## Exercise directions
Edit the items below by replacing "Firm" with "Company" wherever it occurs, and reproduce them with everything else unchanged.

Start of Supplied entries

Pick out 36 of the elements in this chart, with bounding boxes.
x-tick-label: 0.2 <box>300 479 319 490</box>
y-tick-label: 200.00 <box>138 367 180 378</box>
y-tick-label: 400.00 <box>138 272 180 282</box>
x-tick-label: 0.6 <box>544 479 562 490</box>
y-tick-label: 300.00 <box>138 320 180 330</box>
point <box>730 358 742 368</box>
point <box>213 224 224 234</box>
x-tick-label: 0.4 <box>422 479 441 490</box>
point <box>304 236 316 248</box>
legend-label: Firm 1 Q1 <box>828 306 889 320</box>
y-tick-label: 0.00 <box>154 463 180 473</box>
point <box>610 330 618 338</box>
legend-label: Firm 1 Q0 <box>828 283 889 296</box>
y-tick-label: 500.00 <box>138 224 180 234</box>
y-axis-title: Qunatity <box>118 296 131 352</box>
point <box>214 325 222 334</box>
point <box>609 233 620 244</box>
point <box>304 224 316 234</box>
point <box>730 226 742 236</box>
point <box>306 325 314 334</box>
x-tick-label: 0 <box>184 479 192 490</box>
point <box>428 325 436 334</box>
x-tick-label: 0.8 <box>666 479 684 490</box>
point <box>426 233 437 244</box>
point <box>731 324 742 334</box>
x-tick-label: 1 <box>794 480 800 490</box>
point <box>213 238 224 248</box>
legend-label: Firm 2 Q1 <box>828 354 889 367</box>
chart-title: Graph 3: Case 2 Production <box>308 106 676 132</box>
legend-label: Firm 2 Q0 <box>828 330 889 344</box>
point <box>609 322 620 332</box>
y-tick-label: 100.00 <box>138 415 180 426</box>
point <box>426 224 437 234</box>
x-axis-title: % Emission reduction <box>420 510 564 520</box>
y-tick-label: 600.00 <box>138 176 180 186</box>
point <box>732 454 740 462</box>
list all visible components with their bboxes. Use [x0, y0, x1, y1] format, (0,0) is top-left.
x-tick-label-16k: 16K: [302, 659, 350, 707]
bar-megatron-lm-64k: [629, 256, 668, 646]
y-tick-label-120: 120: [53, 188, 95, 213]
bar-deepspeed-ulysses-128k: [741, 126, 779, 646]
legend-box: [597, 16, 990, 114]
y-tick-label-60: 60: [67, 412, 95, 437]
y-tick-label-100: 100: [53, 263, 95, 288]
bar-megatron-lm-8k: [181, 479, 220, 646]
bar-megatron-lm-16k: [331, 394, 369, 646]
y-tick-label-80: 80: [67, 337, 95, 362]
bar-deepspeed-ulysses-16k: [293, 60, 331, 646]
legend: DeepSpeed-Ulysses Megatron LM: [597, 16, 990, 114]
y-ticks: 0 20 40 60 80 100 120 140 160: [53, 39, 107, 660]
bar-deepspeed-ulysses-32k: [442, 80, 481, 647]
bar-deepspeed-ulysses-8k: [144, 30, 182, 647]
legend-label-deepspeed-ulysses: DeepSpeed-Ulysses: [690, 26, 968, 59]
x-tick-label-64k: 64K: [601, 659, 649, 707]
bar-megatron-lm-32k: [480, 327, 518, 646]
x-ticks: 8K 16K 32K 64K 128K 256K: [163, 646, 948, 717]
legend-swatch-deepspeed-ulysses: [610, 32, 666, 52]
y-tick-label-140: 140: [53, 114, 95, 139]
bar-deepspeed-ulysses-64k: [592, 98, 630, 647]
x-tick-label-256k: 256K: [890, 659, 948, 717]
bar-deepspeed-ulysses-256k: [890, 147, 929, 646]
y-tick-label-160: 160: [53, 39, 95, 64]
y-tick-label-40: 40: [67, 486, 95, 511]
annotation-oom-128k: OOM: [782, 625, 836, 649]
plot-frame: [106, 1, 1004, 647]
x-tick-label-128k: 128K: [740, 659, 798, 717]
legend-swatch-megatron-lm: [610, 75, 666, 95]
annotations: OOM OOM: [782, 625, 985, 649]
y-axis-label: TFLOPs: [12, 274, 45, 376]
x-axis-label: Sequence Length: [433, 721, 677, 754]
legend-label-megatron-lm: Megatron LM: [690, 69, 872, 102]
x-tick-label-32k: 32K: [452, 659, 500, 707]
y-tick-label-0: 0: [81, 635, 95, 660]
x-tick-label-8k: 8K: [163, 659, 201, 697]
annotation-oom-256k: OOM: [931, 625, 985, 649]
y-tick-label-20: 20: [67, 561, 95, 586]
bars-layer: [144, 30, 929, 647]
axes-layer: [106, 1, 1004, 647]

End of Supplied entries

## Output for this task
Pick out 36 of the elements in this chart, with bounding boxes.
x-tick-label: 0.2 <box>300 479 319 490</box>
y-tick-label: 200.00 <box>138 367 180 378</box>
y-tick-label: 400.00 <box>138 272 180 282</box>
x-tick-label: 0.6 <box>544 479 562 490</box>
y-tick-label: 300.00 <box>138 320 180 330</box>
point <box>730 358 742 368</box>
point <box>213 224 224 234</box>
x-tick-label: 0.4 <box>422 479 441 490</box>
point <box>304 236 316 248</box>
legend-label: Company 1 Q1 <box>828 306 889 320</box>
y-tick-label: 0.00 <box>154 463 180 473</box>
point <box>610 330 618 338</box>
legend-label: Company 1 Q0 <box>828 283 889 296</box>
y-tick-label: 500.00 <box>138 224 180 234</box>
y-axis-title: Qunatity <box>118 296 131 352</box>
point <box>214 325 222 334</box>
point <box>609 233 620 244</box>
point <box>304 224 316 234</box>
point <box>730 226 742 236</box>
point <box>306 325 314 334</box>
x-tick-label: 0 <box>184 479 192 490</box>
point <box>428 325 436 334</box>
x-tick-label: 0.8 <box>666 479 684 490</box>
point <box>426 233 437 244</box>
point <box>731 324 742 334</box>
x-tick-label: 1 <box>794 480 800 490</box>
point <box>213 238 224 248</box>
legend-label: Company 2 Q1 <box>828 354 889 367</box>
chart-title: Graph 3: Case 2 Production <box>308 106 676 132</box>
legend-label: Company 2 Q0 <box>828 330 889 344</box>
point <box>609 322 620 332</box>
y-tick-label: 100.00 <box>138 415 180 426</box>
point <box>426 224 437 234</box>
x-axis-title: % Emission reduction <box>420 510 564 520</box>
y-tick-label: 600.00 <box>138 176 180 186</box>
point <box>732 454 740 462</box>
list all visible components with their bboxes. Use [x0, y0, x1, y1] format, (0,0) is top-left.
x-tick-label-16k: 16K: [302, 659, 350, 707]
bar-megatron-lm-64k: [629, 256, 668, 646]
y-tick-label-120: 120: [53, 188, 95, 213]
bar-deepspeed-ulysses-128k: [741, 126, 779, 646]
legend-box: [597, 16, 990, 114]
y-tick-label-60: 60: [67, 412, 95, 437]
y-tick-label-100: 100: [53, 263, 95, 288]
bar-megatron-lm-8k: [181, 479, 220, 646]
bar-megatron-lm-16k: [331, 394, 369, 646]
y-tick-label-80: 80: [67, 337, 95, 362]
bar-deepspeed-ulysses-16k: [293, 60, 331, 646]
legend: DeepSpeed-Ulysses Megatron LM: [597, 16, 990, 114]
y-ticks: 0 20 40 60 80 100 120 140 160: [53, 39, 107, 660]
bar-deepspeed-ulysses-32k: [442, 80, 481, 647]
bar-deepspeed-ulysses-8k: [144, 30, 182, 647]
legend-label-deepspeed-ulysses: DeepSpeed-Ulysses: [690, 26, 968, 59]
x-tick-label-64k: 64K: [601, 659, 649, 707]
bar-megatron-lm-32k: [480, 327, 518, 646]
x-ticks: 8K 16K 32K 64K 128K 256K: [163, 646, 948, 717]
legend-swatch-deepspeed-ulysses: [610, 32, 666, 52]
y-tick-label-140: 140: [53, 114, 95, 139]
bar-deepspeed-ulysses-64k: [592, 98, 630, 647]
x-tick-label-256k: 256K: [890, 659, 948, 717]
bar-deepspeed-ulysses-256k: [890, 147, 929, 646]
y-tick-label-160: 160: [53, 39, 95, 64]
y-tick-label-40: 40: [67, 486, 95, 511]
annotation-oom-128k: OOM: [782, 625, 836, 649]
plot-frame: [106, 1, 1004, 647]
x-tick-label-128k: 128K: [740, 659, 798, 717]
legend-swatch-megatron-lm: [610, 75, 666, 95]
annotations: OOM OOM: [782, 625, 985, 649]
y-axis-label: TFLOPs: [12, 274, 45, 376]
x-axis-label: Sequence Length: [433, 721, 677, 754]
legend-label-megatron-lm: Megatron LM: [690, 69, 872, 102]
x-tick-label-32k: 32K: [452, 659, 500, 707]
y-tick-label-0: 0: [81, 635, 95, 660]
x-tick-label-8k: 8K: [163, 659, 201, 697]
annotation-oom-256k: OOM: [931, 625, 985, 649]
y-tick-label-20: 20: [67, 561, 95, 586]
bars-layer: [144, 30, 929, 647]
axes-layer: [106, 1, 1004, 647]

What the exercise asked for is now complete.